▸ **TASK DESCRIPTION**: Output every line of the listing as it stands.

▸ **INPUT DATA**:
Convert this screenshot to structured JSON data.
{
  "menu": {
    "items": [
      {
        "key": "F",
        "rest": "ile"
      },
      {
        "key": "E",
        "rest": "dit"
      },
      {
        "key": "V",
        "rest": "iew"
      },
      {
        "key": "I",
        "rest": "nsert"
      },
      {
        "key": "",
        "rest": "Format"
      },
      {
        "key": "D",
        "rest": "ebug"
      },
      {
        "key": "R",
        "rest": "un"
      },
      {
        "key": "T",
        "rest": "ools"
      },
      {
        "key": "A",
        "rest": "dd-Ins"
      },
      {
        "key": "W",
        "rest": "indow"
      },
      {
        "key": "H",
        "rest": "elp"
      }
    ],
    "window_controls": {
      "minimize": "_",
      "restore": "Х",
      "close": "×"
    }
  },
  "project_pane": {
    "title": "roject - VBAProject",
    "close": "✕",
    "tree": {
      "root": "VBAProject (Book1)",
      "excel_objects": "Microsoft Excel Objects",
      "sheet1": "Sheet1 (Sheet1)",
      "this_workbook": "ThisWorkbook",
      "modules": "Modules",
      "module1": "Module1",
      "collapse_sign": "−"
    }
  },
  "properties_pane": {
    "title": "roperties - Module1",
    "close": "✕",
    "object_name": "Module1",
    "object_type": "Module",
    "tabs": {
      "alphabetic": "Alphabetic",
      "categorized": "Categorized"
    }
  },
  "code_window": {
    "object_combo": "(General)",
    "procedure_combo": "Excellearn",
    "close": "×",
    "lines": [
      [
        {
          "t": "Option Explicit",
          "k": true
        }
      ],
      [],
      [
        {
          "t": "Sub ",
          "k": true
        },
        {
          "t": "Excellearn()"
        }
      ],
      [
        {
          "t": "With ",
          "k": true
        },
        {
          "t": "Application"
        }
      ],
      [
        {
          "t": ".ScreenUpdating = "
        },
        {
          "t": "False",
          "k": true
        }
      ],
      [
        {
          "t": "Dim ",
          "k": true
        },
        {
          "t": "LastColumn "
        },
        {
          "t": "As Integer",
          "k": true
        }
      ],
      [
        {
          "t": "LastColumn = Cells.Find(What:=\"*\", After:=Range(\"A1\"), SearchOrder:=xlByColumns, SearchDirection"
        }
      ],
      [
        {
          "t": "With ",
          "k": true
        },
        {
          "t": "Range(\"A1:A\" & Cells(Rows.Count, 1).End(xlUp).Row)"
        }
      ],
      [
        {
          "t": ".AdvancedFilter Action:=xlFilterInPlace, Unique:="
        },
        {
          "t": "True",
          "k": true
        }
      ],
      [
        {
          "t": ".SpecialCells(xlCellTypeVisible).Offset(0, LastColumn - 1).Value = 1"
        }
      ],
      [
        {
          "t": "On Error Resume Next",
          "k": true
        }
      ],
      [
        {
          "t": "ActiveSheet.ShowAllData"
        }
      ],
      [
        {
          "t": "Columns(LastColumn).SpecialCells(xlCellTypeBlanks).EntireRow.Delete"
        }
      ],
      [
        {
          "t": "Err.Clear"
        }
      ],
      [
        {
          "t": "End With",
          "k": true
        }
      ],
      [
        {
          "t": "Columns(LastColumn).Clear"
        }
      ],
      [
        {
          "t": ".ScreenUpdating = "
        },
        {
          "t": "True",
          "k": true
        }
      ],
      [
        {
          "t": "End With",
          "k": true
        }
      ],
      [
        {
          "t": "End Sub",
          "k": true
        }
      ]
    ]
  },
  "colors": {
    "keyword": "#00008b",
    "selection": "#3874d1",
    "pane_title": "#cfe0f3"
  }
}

▸ **EXERCISE RESPONSE**:
Convert this screenshot to structured JSON data.
{
  "menu": {
    "items": [
      {
        "key": "F",
        "rest": "ile"
      },
      {
        "key": "E",
        "rest": "dit"
      },
      {
        "key": "V",
        "rest": "iew"
      },
      {
        "key": "I",
        "rest": "nsert"
      },
      {
        "key": "",
        "rest": "Format"
      },
      {
        "key": "D",
        "rest": "ebug"
      },
      {
        "key": "R",
        "rest": "un"
      },
      {
        "key": "T",
        "rest": "ools"
      },
      {
        "key": "A",
        "rest": "dd-Ins"
      },
      {
        "key": "W",
        "rest": "indow"
      },
      {
        "key": "H",
        "rest": "elp"
      }
    ],
    "window_controls": {
      "minimize": "_",
      "restore": "Х",
      "close": "×"
    }
  },
  "project_pane": {
    "title": "roject - VBAProject",
    "close": "✕",
    "tree": {
      "root": "VBAProject (Book1)",
      "excel_objects": "Microsoft Excel Objects",
      "sheet1": "Sheet1 (Sheet1)",
      "this_workbook": "ThisWorkbook",
      "modules": "Modules",
      "module1": "Module1",
      "collapse_sign": "−"
    }
  },
  "properties_pane": {
    "title": "roperties - Module1",
    "close": "✕",
    "object_name": "Module1",
    "object_type": "Module",
    "tabs": {
      "alphabetic": "Alphabetic",
      "categorized": "Categorized"
    }
  },
  "code_window": {
    "object_combo": "(General)",
    "procedure_combo": "Excellearn",
    "close": "×",
    "lines": [
      [
        {
          "t": "Option Explicit",
          "k": true
        }
      ],
      [],
      [
        {
          "t": "Sub ",
          "k": true
        },
        {
          "t": "Excellearn()"
        }
      ],
      [
        {
          "t": "With ",
          "k": true
        },
        {
          "t": "Application"
        }
      ],
      [
        {
          "t": ".ScreenUpdating = "
        },
        {
          "t": "False",
          "k": true
        }
      ],
      [
        {
          "t": "Dim ",
          "k": true
        },
        {
          "t": "LastColumn "
        },
        {
          "t": "As Integer",
          "k": true
        }
      ],
      [
        {
          "t": "LastColumn = Cells.Find(What:=\"*\", After:=Range(\"A1\"), SearchOrder:=xlByColumns, SearchDirection"
        }
      ],
      [
        {
          "t": "With ",
          "k": true
        },
        {
          "t": "Range(\"A1:A\" & Cells(Rows.Count, 1).End(xlUp).Row)"
        }
      ],
      [
        {
          "t": ".AdvancedFilter Action:=xlFilterInPlace, Unique:="
        },
        {
          "t": "True",
          "k": true
        }
      ],
      [
        {
          "t": ".SpecialCells(xlCellTypeVisible).Offset(0, LastColumn - 1).Value = 1"
        }
      ],
      [
        {
          "t": "On Error Resume Next",
          "k": true
        }
      ],
      [
        {
          "t": "ActiveSheet.ShowAllData"
        }
      ],
      [
        {
          "t": "Columns(LastColumn).SpecialCells(xlCellTypeBlanks).EntireRow.Delete"
        }
      ],
      [
        {
          "t": "Err.Clear"
        }
      ],
      [
        {
          "t": "End With",
          "k": true
        }
      ],
      [
        {
          "t": "Columns(LastColumn).Clear"
        }
      ],
      [
        {
          "t": ".ScreenUpdating = "
        },
        {
          "t": "True",
          "k": true
        }
      ],
      [
        {
          "t": "End With",
          "k": true
        }
      ],
      [
        {
          "t": "End Sub",
          "k": true
        }
      ]
    ]
  },
  "colors": {
    "keyword": "#00008b",
    "selection": "#3874d1",
    "pane_title": "#cfe0f3"
  }
}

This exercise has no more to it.